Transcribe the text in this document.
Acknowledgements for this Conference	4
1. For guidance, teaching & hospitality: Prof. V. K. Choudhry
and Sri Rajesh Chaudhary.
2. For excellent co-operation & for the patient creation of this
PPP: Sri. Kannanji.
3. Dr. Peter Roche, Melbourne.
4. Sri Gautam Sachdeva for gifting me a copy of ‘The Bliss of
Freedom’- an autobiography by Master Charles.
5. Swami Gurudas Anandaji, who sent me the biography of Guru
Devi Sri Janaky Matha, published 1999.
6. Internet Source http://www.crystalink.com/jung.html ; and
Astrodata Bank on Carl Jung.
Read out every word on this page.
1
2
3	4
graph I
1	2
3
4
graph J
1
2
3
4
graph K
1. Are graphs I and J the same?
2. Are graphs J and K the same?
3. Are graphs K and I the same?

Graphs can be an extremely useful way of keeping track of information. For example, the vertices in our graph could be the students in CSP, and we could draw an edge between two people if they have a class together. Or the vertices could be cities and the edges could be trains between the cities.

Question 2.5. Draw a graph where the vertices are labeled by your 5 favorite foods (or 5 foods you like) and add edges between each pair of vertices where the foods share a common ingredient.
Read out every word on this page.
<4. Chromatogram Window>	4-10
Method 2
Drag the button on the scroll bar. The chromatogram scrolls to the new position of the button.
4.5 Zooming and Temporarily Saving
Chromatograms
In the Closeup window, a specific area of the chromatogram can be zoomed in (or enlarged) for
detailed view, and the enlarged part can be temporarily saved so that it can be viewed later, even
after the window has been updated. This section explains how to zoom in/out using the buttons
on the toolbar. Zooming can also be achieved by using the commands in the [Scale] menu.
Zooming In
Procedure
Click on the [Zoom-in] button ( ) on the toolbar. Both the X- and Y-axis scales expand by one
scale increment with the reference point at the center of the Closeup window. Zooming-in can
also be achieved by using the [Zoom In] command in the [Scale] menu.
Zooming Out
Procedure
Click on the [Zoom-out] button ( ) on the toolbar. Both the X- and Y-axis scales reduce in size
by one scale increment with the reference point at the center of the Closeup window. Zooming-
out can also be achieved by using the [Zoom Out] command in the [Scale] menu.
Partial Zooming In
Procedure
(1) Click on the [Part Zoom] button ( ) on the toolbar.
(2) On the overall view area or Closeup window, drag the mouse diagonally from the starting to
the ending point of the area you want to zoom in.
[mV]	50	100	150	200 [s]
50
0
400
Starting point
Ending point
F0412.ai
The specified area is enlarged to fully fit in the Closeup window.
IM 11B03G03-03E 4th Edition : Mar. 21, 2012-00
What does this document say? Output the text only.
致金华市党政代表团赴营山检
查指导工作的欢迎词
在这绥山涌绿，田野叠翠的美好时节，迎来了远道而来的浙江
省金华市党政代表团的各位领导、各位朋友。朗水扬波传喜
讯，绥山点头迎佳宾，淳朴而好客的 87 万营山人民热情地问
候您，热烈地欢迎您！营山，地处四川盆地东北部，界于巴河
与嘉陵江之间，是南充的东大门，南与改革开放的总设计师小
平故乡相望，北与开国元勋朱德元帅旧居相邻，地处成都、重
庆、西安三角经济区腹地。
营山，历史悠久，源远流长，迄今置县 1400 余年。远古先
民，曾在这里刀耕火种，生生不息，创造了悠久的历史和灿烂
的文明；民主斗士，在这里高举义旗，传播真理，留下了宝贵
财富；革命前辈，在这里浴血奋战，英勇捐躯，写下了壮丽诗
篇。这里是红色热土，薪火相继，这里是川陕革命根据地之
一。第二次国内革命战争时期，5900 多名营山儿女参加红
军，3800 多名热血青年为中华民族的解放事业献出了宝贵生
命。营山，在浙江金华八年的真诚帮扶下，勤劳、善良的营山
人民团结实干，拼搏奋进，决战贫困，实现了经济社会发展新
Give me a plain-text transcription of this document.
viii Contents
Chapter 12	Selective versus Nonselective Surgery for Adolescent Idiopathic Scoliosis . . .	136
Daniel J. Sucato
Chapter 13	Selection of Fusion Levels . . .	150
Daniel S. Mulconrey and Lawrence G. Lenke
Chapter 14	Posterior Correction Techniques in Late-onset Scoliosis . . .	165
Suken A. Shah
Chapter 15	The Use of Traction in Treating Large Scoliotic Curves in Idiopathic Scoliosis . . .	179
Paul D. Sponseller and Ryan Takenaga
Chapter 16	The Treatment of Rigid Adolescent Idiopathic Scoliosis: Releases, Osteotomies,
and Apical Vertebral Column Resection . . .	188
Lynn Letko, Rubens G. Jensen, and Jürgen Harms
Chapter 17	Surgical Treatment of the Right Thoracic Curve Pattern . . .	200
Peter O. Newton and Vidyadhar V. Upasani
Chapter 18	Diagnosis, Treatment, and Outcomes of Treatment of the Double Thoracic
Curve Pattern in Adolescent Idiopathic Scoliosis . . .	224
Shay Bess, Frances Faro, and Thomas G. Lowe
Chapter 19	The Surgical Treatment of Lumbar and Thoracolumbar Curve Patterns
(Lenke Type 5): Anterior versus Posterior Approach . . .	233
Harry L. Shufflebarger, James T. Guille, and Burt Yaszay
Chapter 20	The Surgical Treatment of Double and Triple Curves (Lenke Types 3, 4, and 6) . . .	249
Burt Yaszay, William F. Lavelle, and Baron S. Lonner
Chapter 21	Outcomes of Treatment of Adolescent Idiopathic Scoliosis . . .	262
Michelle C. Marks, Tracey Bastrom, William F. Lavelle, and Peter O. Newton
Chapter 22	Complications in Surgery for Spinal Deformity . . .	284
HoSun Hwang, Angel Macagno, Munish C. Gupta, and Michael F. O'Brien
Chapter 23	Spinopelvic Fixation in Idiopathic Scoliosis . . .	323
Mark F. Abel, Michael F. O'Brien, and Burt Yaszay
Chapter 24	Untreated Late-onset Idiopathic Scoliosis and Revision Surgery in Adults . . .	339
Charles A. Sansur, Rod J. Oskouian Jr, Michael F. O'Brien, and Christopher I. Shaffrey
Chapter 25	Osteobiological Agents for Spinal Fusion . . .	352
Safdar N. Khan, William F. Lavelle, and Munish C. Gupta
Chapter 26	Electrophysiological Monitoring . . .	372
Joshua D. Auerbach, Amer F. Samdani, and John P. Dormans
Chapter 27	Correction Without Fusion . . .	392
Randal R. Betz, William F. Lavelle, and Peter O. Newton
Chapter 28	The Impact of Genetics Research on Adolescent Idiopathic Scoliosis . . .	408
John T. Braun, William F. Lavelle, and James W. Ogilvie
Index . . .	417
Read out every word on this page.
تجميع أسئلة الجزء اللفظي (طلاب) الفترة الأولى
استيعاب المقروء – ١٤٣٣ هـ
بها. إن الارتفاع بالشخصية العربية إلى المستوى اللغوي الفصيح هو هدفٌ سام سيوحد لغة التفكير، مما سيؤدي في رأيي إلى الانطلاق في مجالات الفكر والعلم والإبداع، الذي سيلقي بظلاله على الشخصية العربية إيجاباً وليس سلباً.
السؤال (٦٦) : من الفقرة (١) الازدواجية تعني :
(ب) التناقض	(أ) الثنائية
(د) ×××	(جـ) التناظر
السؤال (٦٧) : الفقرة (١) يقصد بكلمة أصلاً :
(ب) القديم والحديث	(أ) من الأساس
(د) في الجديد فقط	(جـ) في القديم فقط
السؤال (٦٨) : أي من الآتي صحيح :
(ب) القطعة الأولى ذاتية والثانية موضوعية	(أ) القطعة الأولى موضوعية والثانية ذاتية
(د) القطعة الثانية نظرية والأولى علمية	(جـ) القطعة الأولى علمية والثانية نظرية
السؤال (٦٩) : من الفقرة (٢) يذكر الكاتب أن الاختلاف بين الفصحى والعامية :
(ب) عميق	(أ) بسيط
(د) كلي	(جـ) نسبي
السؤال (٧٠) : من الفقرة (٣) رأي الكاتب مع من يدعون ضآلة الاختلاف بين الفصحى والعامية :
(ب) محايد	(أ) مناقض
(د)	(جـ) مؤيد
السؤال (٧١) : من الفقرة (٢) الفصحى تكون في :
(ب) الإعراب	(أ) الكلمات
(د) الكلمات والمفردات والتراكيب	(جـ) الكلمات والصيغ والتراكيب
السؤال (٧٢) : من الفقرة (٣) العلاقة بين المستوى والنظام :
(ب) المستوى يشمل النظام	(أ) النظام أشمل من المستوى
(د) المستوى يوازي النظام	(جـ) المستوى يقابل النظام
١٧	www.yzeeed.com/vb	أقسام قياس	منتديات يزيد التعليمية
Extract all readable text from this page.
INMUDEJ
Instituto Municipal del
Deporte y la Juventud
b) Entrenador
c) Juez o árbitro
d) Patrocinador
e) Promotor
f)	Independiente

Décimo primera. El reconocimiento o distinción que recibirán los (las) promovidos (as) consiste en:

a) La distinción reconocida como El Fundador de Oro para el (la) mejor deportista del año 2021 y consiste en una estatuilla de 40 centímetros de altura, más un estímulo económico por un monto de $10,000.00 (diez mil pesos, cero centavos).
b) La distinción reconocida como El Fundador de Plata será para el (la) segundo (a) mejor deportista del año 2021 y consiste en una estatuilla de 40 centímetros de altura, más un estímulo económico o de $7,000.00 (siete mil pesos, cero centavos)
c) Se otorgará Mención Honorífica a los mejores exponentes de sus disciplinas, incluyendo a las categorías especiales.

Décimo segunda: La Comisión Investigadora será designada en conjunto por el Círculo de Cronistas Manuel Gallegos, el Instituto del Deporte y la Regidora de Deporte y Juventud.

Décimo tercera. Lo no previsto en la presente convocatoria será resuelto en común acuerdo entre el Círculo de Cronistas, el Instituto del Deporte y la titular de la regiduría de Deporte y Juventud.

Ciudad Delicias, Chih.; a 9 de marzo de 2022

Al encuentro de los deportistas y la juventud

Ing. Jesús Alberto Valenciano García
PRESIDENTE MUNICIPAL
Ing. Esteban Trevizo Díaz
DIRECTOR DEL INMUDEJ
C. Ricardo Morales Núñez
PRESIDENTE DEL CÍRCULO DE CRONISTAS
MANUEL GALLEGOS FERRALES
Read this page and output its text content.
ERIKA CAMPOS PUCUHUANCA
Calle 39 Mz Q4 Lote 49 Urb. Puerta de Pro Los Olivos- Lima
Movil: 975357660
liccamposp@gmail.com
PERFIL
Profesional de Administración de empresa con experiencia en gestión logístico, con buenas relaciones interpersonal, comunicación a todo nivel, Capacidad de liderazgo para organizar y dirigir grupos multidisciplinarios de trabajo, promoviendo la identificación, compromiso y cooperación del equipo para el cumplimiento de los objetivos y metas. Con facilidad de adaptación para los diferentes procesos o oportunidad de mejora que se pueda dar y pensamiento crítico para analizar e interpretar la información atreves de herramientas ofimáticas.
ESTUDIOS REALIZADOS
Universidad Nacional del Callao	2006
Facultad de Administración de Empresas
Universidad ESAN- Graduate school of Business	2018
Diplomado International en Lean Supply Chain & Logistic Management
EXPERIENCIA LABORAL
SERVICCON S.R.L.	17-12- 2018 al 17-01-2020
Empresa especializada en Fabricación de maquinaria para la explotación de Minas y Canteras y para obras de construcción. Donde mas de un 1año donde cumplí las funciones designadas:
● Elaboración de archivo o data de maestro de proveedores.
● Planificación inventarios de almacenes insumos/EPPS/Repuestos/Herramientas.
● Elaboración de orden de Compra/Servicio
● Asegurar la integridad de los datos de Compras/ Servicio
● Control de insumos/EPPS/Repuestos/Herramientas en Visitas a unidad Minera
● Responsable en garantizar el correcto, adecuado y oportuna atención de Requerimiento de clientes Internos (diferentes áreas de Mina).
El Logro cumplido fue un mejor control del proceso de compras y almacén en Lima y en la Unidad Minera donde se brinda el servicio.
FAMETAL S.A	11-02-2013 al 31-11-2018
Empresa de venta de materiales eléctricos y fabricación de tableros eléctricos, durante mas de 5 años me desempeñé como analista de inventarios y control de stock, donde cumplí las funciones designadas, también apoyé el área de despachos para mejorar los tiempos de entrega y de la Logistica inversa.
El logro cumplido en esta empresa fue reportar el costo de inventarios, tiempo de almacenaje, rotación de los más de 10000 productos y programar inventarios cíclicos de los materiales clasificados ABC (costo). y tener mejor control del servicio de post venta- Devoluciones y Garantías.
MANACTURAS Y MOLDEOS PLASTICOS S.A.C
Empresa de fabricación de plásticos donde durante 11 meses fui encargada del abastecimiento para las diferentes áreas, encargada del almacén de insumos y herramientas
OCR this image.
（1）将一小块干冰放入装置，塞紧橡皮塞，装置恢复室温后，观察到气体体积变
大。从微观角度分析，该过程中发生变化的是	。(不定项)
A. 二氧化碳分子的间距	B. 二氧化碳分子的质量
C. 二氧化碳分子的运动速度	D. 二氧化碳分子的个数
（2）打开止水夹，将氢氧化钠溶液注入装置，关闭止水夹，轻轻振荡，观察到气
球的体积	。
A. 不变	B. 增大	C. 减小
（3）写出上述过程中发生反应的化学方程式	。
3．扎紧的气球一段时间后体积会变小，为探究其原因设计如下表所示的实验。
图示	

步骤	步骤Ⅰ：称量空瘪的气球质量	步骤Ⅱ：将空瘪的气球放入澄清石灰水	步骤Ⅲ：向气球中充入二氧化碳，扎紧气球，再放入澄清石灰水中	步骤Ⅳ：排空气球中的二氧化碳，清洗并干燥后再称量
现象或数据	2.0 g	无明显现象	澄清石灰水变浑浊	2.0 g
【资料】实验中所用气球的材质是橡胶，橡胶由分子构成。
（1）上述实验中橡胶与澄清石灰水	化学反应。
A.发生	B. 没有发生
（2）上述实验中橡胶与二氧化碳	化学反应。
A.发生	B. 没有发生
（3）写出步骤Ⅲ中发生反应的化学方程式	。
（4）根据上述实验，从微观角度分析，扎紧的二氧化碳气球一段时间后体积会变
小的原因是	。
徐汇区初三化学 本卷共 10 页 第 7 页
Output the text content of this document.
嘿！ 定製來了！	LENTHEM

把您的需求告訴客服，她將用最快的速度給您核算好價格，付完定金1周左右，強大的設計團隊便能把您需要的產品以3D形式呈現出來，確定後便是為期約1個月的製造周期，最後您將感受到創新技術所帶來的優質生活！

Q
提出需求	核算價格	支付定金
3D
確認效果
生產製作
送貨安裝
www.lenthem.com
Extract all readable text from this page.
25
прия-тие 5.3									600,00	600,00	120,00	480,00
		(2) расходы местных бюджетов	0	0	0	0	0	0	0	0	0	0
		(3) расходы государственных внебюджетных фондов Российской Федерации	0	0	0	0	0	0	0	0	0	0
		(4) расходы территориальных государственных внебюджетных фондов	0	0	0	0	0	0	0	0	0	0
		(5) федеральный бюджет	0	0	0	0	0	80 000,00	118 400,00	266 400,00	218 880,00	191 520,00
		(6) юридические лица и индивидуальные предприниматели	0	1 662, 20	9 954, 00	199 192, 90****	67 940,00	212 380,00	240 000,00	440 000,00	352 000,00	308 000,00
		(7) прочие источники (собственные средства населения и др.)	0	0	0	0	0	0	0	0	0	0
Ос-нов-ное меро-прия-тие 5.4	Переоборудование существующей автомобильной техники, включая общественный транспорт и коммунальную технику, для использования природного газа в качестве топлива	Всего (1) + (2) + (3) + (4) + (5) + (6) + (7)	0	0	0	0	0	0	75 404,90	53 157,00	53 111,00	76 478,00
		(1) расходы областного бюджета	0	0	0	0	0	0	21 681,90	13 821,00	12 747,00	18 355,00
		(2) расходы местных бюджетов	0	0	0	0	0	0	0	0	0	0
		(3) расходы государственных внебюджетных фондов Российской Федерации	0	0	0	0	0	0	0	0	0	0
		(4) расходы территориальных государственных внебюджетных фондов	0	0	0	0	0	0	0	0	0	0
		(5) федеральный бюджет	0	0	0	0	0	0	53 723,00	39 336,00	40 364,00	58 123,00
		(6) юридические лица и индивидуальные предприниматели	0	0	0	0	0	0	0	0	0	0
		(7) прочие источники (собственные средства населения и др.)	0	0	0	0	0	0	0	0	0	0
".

▶ **Work to be completed**: Gather and return every line that holds the string "Michael".

▶ **Response below**:
HoSun Hwang, Angel Macagno, Munish C. Gupta, and Michael F. O'Brien
Mark F. Abel, Michael F. O'Brien, and Burt Yaszay
Charles A. Sansur, Rod J. Oskouian Jr, Michael F. O'Brien, and Christopher I. Shaffrey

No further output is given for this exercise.